____ Data to process
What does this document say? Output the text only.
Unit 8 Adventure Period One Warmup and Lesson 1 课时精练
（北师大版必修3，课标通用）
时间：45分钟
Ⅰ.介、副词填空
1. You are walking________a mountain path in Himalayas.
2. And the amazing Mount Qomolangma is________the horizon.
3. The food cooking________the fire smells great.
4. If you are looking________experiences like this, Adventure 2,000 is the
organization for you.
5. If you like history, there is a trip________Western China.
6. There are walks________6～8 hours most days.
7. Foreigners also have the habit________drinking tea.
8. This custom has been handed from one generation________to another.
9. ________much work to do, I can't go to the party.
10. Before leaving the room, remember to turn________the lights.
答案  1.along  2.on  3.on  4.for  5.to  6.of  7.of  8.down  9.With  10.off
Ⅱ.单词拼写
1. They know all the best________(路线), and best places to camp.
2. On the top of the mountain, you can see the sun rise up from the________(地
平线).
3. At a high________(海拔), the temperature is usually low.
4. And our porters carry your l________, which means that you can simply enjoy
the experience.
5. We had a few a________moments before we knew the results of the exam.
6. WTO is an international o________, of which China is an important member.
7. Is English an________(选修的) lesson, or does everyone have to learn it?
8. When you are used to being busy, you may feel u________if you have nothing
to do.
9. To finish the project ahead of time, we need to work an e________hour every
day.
________
____ Data to process
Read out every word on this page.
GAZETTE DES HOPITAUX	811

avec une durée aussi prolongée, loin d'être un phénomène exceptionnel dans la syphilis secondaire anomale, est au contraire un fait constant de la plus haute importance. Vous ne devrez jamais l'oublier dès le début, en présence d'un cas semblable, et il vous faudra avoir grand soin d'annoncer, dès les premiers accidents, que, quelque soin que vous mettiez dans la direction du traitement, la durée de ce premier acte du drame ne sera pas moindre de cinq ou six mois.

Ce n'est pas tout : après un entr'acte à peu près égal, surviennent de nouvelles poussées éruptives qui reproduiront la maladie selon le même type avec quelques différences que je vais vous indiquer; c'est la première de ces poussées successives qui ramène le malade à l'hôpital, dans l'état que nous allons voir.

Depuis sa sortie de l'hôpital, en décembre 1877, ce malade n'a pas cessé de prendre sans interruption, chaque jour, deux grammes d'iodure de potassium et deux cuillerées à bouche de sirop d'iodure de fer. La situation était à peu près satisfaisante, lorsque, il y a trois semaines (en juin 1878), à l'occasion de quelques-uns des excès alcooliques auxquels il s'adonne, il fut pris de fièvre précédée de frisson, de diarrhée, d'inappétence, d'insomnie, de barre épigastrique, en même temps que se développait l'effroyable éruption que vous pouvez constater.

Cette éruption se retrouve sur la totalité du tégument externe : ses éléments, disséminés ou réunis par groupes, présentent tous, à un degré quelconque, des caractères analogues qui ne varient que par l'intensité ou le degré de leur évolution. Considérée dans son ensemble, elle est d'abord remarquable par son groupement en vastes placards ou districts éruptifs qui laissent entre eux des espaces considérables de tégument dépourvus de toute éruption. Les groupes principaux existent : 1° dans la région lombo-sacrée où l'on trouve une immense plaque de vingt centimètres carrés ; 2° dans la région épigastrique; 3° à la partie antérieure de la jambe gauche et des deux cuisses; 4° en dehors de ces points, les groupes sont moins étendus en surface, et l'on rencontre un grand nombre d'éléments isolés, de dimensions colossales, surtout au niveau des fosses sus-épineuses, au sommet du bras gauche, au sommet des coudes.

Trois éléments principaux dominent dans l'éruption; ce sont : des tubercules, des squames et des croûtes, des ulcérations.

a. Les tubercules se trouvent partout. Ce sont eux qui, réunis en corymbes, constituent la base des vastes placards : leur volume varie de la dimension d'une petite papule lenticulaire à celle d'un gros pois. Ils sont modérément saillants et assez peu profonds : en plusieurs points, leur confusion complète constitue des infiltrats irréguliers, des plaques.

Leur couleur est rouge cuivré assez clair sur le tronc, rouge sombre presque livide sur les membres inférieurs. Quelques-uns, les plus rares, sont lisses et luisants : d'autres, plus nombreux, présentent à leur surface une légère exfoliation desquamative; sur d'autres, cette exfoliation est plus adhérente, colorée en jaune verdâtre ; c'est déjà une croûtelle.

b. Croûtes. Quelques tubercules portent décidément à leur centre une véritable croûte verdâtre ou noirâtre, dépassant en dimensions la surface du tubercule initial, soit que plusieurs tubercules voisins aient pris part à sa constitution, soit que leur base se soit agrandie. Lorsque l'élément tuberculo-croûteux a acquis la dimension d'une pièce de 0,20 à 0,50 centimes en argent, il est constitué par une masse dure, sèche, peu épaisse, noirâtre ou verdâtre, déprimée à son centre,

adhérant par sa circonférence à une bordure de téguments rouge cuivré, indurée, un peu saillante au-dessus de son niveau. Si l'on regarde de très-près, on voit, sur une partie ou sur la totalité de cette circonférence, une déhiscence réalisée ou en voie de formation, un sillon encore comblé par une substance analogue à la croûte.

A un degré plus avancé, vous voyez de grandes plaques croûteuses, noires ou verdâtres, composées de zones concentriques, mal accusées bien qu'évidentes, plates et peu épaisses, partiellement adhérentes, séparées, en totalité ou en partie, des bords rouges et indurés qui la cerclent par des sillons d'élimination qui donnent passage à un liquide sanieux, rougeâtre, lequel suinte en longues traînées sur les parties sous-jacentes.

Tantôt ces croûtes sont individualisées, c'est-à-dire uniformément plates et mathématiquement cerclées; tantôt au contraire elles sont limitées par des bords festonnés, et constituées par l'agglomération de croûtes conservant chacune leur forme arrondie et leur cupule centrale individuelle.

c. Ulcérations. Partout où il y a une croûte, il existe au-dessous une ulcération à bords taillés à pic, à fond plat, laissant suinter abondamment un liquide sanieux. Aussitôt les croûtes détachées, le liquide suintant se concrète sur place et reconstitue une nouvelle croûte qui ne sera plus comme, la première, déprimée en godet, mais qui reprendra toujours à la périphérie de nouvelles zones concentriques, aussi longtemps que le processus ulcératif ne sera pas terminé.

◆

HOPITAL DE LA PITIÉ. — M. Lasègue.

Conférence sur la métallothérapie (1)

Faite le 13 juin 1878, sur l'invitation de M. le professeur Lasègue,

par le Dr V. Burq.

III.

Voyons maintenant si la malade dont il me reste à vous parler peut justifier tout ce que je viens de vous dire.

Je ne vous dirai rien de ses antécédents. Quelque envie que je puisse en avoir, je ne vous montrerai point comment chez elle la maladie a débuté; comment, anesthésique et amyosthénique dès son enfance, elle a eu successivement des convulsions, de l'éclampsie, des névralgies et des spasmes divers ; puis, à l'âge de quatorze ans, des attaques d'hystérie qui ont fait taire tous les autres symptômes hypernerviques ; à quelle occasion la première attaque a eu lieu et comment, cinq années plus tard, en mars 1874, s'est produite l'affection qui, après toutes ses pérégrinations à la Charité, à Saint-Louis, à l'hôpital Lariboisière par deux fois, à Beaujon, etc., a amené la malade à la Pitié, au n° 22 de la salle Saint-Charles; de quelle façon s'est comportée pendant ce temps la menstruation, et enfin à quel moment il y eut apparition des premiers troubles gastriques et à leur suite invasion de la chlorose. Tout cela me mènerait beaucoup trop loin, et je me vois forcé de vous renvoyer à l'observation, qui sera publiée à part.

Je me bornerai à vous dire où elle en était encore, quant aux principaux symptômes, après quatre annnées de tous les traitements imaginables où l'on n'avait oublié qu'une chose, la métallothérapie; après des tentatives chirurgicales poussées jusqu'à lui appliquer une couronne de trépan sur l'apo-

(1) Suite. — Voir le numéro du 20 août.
________
Go through the listing above and work out how many lines contain the string "like". Reply with the number alone.

2